▶ **WHAT TO PRODUCE**
Show the lines of the material that contain the word "Schildzeichen".

▶ **DATA FOR ANALYSIS**
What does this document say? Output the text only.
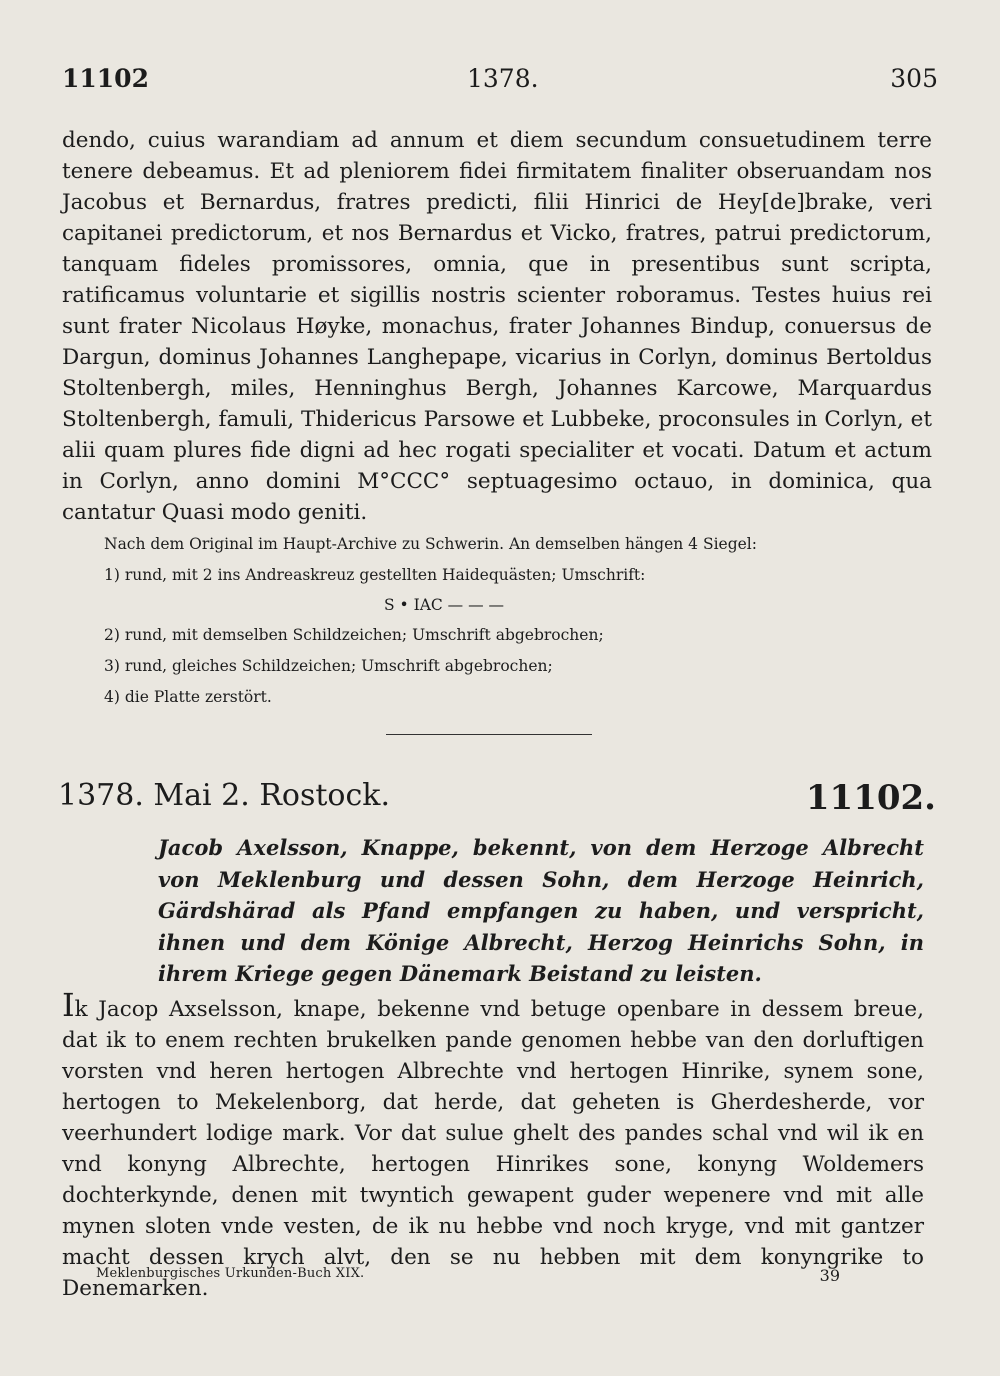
11102	1378.	305

dendo, cuius warandiam ad annum et diem secundum consuetudinem terre tenere debeamus. Et ad pleniorem fidei firmitatem finaliter obseruandam nos Jacobus et Bernardus, fratres predicti, filii Hinrici de Hey[de]brake, veri capitanei predictorum, et nos Bernardus et Vicko, fratres, patrui predictorum, tanquam fideles promissores, omnia, que in presentibus sunt scripta, ratificamus voluntarie et sigillis nostris scienter roboramus. Testes huius rei sunt frater Nicolaus Høyke, monachus, frater Johannes Bindup, conuersus de Dargun, dominus Johannes Langhepape, vicarius in Corlyn, dominus Bertoldus Stoltenbergh, miles, Henninghus Bergh, Johannes Karcowe, Marquardus Stoltenbergh, famuli, Thidericus Parsowe et Lubbeke, proconsules in Corlyn, et alii quam plures fide digni ad hec rogati specialiter et vocati. Datum et actum in Corlyn, anno domini M°CCC° septuagesimo octauo, in dominica, qua cantatur Quasi modo geniti.

Nach dem Original im Haupt-Archive zu Schwerin. An demselben hängen 4 Siegel:

1) rund, mit 2 ins Andreaskreuz gestellten Haidequästen; Umschrift:

S • IAC — — —

2) rund, mit demselben Schildzeichen; Umschrift abgebrochen;

3) rund, gleiches Schildzeichen; Umschrift abgebrochen;

4) die Platte zerstört.

1378. Mai 2. Rostock.	11102.

Jacob Axelsson, Knappe, bekennt, von dem Herzoge Albrecht von Meklenburg und dessen Sohn, dem Herzoge Heinrich, Gärdshärad als Pfand empfangen zu haben, und verspricht, ihnen und dem Könige Albrecht, Herzog Heinrichs Sohn, in ihrem Kriege gegen Dänemark Beistand zu leisten.

Ik Jacop Axselsson, knape, bekenne vnd betuge openbare in dessem breue, dat ik to enem rechten brukelken pande genomen hebbe van den dorluftigen vorsten vnd heren hertogen Albrechte vnd hertogen Hinrike, synem sone, hertogen to Mekelenborg, dat herde, dat geheten is Gherdesherde, vor veerhundert lodige mark. Vor dat sulue ghelt des pandes schal vnd wil ik en vnd konyng Albrechte, hertogen Hinrikes sone, konyng Woldemers dochterkynde, denen mit twyntich gewapent guder wepenere vnd mit alle mynen sloten vnde vesten, de ik nu hebbe vnd noch kryge, vnd mit gantzer macht dessen krych alvt, den se nu hebben mit dem konyngrike to Denemarken.

Meklenburgisches Urkunden-Buch XIX.	39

▶ **EXERCISE ANSWER**
2) rund, mit demselben Schildzeichen; Umschrift abgebrochen;
3) rund, gleiches Schildzeichen; Umschrift abgebrochen;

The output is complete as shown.